OBJECTIVE — Present the following data again exactly as it is shown.

MATERIAL FOR THIS EXERCISE —
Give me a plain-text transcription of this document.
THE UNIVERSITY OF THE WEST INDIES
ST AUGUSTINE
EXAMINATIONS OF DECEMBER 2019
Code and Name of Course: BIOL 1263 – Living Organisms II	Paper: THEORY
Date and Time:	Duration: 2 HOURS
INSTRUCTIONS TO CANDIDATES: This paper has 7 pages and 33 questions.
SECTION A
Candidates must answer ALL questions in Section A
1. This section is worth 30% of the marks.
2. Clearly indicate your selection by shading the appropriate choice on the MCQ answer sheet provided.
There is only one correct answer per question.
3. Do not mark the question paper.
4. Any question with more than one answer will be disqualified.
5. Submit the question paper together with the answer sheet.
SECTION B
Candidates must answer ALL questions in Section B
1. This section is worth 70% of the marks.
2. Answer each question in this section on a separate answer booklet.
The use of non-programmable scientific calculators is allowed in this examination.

ANSWER BELOW —
Give me a plain-text transcription of this document.
THE UNIVERSITY OF THE WEST INDIES
ST AUGUSTINE
EXAMINATIONS OF DECEMBER 2019
Code and Name of Course: BIOL 1263 – Living Organisms II	Paper: THEORY
Date and Time:	Duration: 2 HOURS
INSTRUCTIONS TO CANDIDATES: This paper has 7 pages and 33 questions.
SECTION A
Candidates must answer ALL questions in Section A
1. This section is worth 30% of the marks.
2. Clearly indicate your selection by shading the appropriate choice on the MCQ answer sheet provided.
There is only one correct answer per question.
3. Do not mark the question paper.
4. Any question with more than one answer will be disqualified.
5. Submit the question paper together with the answer sheet.
SECTION B
Candidates must answer ALL questions in Section B
1. This section is worth 70% of the marks.
2. Answer each question in this section on a separate answer booklet.
The use of non-programmable scientific calculators is allowed in this examination.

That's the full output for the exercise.